What is required = Repeat every entry in the listing below, exactly.

Data for the task =
<<<<

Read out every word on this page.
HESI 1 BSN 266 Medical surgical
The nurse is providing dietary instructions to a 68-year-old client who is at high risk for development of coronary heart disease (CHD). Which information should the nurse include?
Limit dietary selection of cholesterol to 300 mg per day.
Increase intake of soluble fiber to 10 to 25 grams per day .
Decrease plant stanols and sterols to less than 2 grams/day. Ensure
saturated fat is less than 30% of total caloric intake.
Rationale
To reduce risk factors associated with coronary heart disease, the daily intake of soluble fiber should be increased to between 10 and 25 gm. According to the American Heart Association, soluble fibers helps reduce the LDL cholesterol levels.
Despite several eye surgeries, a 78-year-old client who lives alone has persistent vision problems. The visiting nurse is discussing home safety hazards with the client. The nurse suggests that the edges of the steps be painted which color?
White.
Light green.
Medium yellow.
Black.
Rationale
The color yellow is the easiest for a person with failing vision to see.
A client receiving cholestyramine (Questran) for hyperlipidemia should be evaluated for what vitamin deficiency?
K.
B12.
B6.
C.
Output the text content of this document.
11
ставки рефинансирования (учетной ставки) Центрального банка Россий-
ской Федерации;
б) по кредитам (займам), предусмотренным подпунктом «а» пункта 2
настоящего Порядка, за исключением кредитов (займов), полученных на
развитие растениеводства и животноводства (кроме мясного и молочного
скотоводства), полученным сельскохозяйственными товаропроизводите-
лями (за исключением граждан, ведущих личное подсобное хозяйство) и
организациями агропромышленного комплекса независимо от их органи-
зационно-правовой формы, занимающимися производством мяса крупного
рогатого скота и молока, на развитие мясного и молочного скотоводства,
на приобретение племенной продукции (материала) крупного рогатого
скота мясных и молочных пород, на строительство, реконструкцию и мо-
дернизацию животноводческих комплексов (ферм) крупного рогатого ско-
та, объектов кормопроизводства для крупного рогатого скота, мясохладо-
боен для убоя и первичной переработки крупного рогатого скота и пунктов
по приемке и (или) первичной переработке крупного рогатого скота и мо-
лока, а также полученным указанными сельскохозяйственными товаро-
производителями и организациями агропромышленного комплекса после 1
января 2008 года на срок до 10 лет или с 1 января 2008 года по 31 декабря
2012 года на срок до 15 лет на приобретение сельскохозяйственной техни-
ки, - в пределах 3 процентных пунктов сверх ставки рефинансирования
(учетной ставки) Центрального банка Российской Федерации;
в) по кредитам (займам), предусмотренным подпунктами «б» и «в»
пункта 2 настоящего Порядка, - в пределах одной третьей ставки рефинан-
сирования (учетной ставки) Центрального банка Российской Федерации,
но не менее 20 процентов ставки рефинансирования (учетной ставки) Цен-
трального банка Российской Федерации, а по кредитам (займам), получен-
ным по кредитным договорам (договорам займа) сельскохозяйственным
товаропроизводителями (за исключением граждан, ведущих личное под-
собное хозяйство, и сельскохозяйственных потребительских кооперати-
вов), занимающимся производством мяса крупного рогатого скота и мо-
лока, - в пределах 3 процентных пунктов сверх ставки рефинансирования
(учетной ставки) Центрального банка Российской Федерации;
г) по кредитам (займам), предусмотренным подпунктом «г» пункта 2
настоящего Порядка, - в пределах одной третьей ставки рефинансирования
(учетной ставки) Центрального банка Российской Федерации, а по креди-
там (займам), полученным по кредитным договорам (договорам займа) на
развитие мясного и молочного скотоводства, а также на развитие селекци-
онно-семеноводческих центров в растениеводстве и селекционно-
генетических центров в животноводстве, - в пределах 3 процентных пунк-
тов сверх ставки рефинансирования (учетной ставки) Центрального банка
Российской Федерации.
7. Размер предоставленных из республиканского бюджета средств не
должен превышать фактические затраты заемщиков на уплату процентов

>>>>

Solution below =
Read out every word on this page.
HESI 1 BSN 266 Medical surgical
The nurse is providing dietary instructions to a 68-year-old client who is at high risk for development of coronary heart disease (CHD). Which information should the nurse include?
Limit dietary selection of cholesterol to 300 mg per day.
Increase intake of soluble fiber to 10 to 25 grams per day .
Decrease plant stanols and sterols to less than 2 grams/day. Ensure
saturated fat is less than 30% of total caloric intake.
Rationale
To reduce risk factors associated with coronary heart disease, the daily intake of soluble fiber should be increased to between 10 and 25 gm. According to the American Heart Association, soluble fibers helps reduce the LDL cholesterol levels.
Despite several eye surgeries, a 78-year-old client who lives alone has persistent vision problems. The visiting nurse is discussing home safety hazards with the client. The nurse suggests that the edges of the steps be painted which color?
White.
Light green.
Medium yellow.
Black.
Rationale
The color yellow is the easiest for a person with failing vision to see.
A client receiving cholestyramine (Questran) for hyperlipidemia should be evaluated for what vitamin deficiency?
K.
B12.
B6.
C.
Output the text content of this document.
11
ставки рефинансирования (учетной ставки) Центрального банка Россий-
ской Федерации;
б) по кредитам (займам), предусмотренным подпунктом «а» пункта 2
настоящего Порядка, за исключением кредитов (займов), полученных на
развитие растениеводства и животноводства (кроме мясного и молочного
скотоводства), полученным сельскохозяйственными товаропроизводите-
лями (за исключением граждан, ведущих личное подсобное хозяйство) и
организациями агропромышленного комплекса независимо от их органи-
зационно-правовой формы, занимающимися производством мяса крупного
рогатого скота и молока, на развитие мясного и молочного скотоводства,
на приобретение племенной продукции (материала) крупного рогатого
скота мясных и молочных пород, на строительство, реконструкцию и мо-
дернизацию животноводческих комплексов (ферм) крупного рогатого ско-
та, объектов кормопроизводства для крупного рогатого скота, мясохладо-
боен для убоя и первичной переработки крупного рогатого скота и пунктов
по приемке и (или) первичной переработке крупного рогатого скота и мо-
лока, а также полученным указанными сельскохозяйственными товаро-
производителями и организациями агропромышленного комплекса после 1
января 2008 года на срок до 10 лет или с 1 января 2008 года по 31 декабря
2012 года на срок до 15 лет на приобретение сельскохозяйственной техни-
ки, - в пределах 3 процентных пунктов сверх ставки рефинансирования
(учетной ставки) Центрального банка Российской Федерации;
в) по кредитам (займам), предусмотренным подпунктами «б» и «в»
пункта 2 настоящего Порядка, - в пределах одной третьей ставки рефинан-
сирования (учетной ставки) Центрального банка Российской Федерации,
но не менее 20 процентов ставки рефинансирования (учетной ставки) Цен-
трального банка Российской Федерации, а по кредитам (займам), получен-
ным по кредитным договорам (договорам займа) сельскохозяйственным
товаропроизводителями (за исключением граждан, ведущих личное под-
собное хозяйство, и сельскохозяйственных потребительских кооперати-
вов), занимающимся производством мяса крупного рогатого скота и мо-
лока, - в пределах 3 процентных пунктов сверх ставки рефинансирования
(учетной ставки) Центрального банка Российской Федерации;
г) по кредитам (займам), предусмотренным подпунктом «г» пункта 2
настоящего Порядка, - в пределах одной третьей ставки рефинансирования
(учетной ставки) Центрального банка Российской Федерации, а по креди-
там (займам), полученным по кредитным договорам (договорам займа) на
развитие мясного и молочного скотоводства, а также на развитие селекци-
онно-семеноводческих центров в растениеводстве и селекционно-
генетических центров в животноводстве, - в пределах 3 процентных пунк-
тов сверх ставки рефинансирования (учетной ставки) Центрального банка
Российской Федерации.
7. Размер предоставленных из республиканского бюджета средств не
должен превышать фактические затраты заемщиков на уплату процентов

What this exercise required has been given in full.